Page =>

To further examine the effects of base HDPE formulation on catalytic activity, we catalogued the specific additive chemistries extracted from our stripped HDPE. Four small-molecule additives were identified by gas chromatography-mass spectrometry (GC-MS): two primary, hindered-phenolic antioxidants and two fatty-amide slip agents (Fig. S5–S8 and Table S1†). It should be noted that larger-molecular-weight additives (i.e., phenolic phosphite secondary antioxidants) likely were present,¹⁰ but they could not be detected by GC-MS. Importantly, the inputs to most previously reported polyethylene-deconstruction processes have unwittingly contained additives from a (typically uncharacterized) base formulation that may be similar in composition to the HDPE in this work. Thus, many of these studies have drawn conclusions about polymer- or catalyst-specific effects but may be measuring the impact of additives to a substantial degree, and there exists a need to identify specific catalyst-additive interactions for common additives and catalyst. Given that most commercial plastics contain phenolic antioxidants,^9,10 fundamental quantification of the impact of these molecules is useful for assessing the performance of additive-tolerant valorization strategies.

Towards such an evaluation, we investigated three phenolic antioxidants (of different molecular sizes and that contain different functional groups) at two concentrations (0.5 wt% and 2 wt%) to mimic typical formulation conditions^10,25,26 and to emphasize the measured effects, respectively. The chemical structures of the antioxidants investigated in this work and overall product yields are summarized in Fig. 2. Note that we did not select the antioxidants found in the original HDPE for further study in order to extend our results to a wider range of potential plastics formulations.¹⁰ Hydrocracking was performed using the same method as above with a fixed 1:40 mass ratio of catalyst to polymer to confine the reaction to the low-conversion regime. The measured overall yield of extractable products varied strongly as a function of the antioxidant chemistry and concentration (Fig. 2b). In the absence of additives, the stripped HDPE was converted into mostly liquid products (81% yield); however, the HDPE samples that contained antioxidants always achieved less than 60% liquid yield. Less than 5% yield of gas was measured in all cases. With each different antioxidant chemistry, three distinct features were noted. For butylated hydroxytoluene (BHT), solid and liquid yields were comparable between the 0.5 wt% (43% and 40%) and 2 wt% (38% and 37%) loadings. This finding is a potential indicator of reversible poisoning (i.e., an equal, equilibrium concentration of BHT was adsorbed on the catalyst). For Irganox® 1010 (I-1010), deconstruction inhibition was dependent on antioxidant concentration. At 0.5 wt% I-1010, the highest yield of liquid products of all antioxidant-containing samples was measured (58%), but, at 2 wt% I-1010, the liquid yield decreased significantly to 9%. For Irganox® 3114 (I-3114), <2% extractable yield was achieved for both concentrations, which indicated severe, irreversible poisoning of the catalyst even at low concentration. These results suggest that antioxidants are a significant factor impacting catalytic activity of the base HDPE (Fig. 1) and that specialty antioxidants (e.g., I-3114) also poison hydrocracking catalysts.

What you are asked to do => Render into Spanish this sentence from the HDPE antioxidant text: "The measured overall yield of extractable products varied strongly as a function of the antioxidant chemistry and concentration (Fig. 2b)."

Records shown =>
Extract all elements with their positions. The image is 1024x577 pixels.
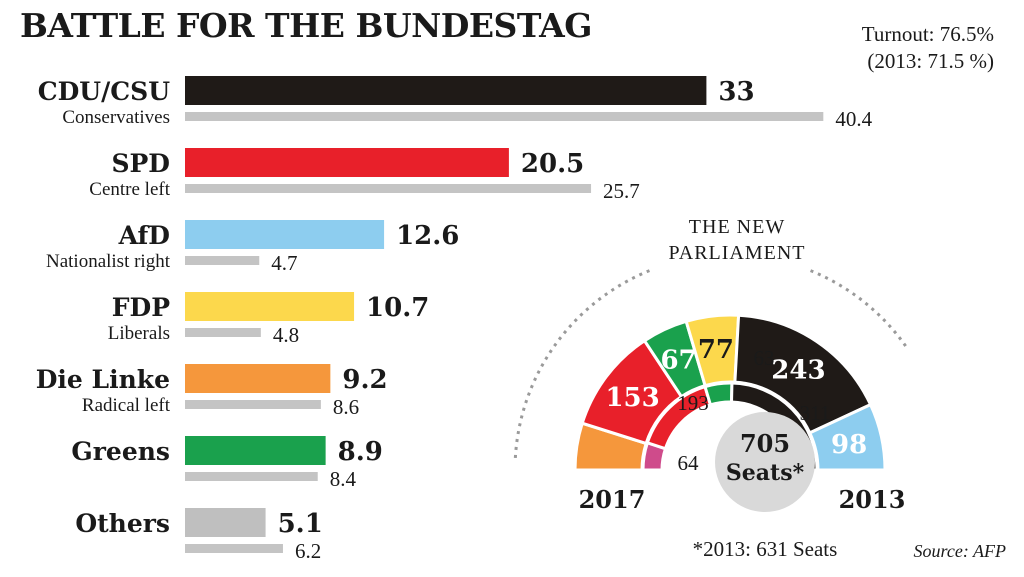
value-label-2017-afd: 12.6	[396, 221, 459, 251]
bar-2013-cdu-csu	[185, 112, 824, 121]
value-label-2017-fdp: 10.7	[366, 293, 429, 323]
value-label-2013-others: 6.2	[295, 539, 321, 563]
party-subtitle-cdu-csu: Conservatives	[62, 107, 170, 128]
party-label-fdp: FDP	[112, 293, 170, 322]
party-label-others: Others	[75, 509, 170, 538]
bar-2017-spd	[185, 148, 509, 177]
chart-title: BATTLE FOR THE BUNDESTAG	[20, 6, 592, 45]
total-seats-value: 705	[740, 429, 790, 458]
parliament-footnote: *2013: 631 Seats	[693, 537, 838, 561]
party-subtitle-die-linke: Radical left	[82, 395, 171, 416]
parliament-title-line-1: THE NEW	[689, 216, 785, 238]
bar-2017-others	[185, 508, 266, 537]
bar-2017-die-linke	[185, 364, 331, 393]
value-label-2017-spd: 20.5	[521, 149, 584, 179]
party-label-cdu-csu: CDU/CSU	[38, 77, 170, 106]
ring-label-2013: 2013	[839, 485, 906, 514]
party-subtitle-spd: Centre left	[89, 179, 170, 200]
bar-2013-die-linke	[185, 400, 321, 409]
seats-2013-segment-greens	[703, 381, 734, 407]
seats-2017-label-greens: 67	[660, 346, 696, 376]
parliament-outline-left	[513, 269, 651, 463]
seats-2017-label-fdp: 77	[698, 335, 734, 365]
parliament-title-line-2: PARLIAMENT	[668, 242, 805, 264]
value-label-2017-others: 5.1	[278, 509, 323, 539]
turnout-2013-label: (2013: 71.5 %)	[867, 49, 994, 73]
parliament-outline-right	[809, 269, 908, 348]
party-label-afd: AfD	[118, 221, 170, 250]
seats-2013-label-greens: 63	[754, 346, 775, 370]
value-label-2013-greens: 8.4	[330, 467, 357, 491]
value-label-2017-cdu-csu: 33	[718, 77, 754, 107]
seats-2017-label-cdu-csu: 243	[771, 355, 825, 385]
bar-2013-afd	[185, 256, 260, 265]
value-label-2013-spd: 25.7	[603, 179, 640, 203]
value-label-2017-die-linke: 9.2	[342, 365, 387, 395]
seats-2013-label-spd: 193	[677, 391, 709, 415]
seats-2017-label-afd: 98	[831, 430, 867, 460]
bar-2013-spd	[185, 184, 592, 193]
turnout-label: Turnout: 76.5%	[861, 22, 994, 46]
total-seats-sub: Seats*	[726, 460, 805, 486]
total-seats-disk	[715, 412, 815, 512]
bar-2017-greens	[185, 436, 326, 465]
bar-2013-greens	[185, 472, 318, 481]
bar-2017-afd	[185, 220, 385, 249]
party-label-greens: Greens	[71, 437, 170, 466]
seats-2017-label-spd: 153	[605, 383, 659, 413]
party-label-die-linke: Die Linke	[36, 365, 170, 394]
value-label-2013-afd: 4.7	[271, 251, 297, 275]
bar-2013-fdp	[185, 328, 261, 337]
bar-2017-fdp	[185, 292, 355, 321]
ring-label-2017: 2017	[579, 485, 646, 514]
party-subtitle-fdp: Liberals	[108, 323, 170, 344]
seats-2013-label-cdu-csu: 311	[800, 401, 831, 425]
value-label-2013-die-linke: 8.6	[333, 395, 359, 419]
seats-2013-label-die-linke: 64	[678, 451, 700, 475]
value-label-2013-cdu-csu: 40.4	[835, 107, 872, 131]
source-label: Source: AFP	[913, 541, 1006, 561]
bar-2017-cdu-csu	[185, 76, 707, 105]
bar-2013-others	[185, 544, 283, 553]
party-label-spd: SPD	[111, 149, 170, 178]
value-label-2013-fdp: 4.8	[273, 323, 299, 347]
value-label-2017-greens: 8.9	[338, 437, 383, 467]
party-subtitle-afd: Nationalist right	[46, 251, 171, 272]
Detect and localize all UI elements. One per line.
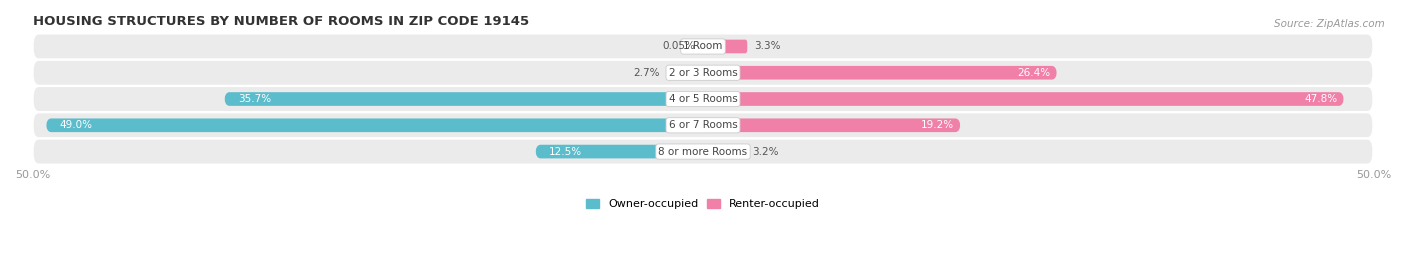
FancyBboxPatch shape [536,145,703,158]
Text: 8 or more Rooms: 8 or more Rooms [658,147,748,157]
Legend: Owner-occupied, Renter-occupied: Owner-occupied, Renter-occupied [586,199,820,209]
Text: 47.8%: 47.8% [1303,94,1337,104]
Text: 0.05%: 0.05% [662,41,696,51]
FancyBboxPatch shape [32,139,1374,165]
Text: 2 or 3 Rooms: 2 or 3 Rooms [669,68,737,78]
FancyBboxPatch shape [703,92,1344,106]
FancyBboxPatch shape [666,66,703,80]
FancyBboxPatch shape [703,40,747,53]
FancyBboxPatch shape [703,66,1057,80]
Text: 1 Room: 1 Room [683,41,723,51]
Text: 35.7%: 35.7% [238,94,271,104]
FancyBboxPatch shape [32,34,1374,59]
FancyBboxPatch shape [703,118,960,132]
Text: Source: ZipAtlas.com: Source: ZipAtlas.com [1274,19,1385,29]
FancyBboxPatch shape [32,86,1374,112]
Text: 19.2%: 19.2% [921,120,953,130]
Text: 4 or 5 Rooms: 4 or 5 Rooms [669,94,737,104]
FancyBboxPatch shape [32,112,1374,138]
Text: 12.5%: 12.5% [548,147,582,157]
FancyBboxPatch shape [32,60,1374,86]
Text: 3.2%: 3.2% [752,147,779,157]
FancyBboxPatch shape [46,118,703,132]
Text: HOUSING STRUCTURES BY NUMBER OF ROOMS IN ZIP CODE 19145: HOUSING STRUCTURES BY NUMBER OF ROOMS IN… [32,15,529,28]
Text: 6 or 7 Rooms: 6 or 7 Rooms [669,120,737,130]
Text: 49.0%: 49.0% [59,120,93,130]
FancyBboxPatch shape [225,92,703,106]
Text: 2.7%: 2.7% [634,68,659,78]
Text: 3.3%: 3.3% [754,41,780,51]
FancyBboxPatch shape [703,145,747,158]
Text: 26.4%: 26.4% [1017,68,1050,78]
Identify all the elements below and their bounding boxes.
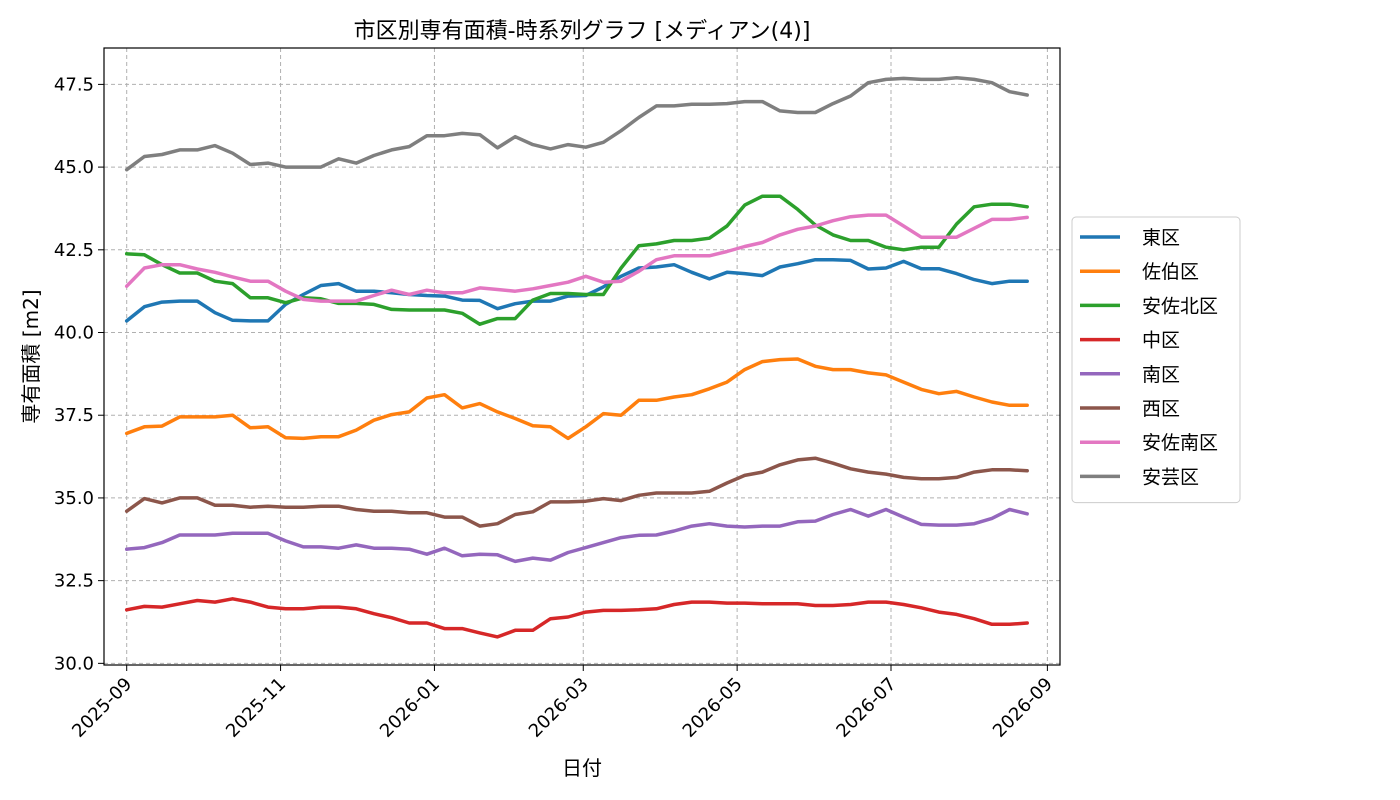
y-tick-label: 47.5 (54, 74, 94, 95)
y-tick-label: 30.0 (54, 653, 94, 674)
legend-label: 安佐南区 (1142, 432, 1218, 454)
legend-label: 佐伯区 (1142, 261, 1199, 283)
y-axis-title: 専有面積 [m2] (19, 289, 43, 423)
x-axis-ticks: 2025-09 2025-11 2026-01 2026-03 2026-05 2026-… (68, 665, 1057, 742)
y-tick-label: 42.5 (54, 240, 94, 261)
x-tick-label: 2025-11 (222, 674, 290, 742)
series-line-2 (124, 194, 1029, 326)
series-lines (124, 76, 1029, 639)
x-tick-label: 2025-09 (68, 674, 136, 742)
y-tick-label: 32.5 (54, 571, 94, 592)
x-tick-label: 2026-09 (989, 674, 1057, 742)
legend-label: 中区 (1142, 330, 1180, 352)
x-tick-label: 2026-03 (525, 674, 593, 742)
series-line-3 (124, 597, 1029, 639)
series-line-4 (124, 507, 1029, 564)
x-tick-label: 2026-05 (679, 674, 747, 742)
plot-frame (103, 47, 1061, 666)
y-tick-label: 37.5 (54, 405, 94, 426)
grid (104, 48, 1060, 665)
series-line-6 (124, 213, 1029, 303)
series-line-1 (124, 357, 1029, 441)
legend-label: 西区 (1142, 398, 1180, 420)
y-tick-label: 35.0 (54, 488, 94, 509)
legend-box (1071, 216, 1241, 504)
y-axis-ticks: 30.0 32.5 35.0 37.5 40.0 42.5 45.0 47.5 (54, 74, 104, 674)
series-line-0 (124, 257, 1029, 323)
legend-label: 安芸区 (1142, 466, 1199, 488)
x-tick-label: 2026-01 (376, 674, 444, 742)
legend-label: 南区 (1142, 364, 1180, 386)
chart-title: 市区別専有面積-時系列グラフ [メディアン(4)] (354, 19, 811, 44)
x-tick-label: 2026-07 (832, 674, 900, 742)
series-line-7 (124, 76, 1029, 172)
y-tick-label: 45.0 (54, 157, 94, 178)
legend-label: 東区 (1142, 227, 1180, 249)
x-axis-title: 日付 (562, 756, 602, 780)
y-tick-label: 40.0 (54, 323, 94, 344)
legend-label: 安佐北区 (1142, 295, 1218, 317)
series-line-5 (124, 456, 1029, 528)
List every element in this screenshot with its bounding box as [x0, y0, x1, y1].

Written solution => El rendimiento global medido de productos extraíbles varió considerablemente en función de la química y la concentración del antioxidante (Fig. 2b).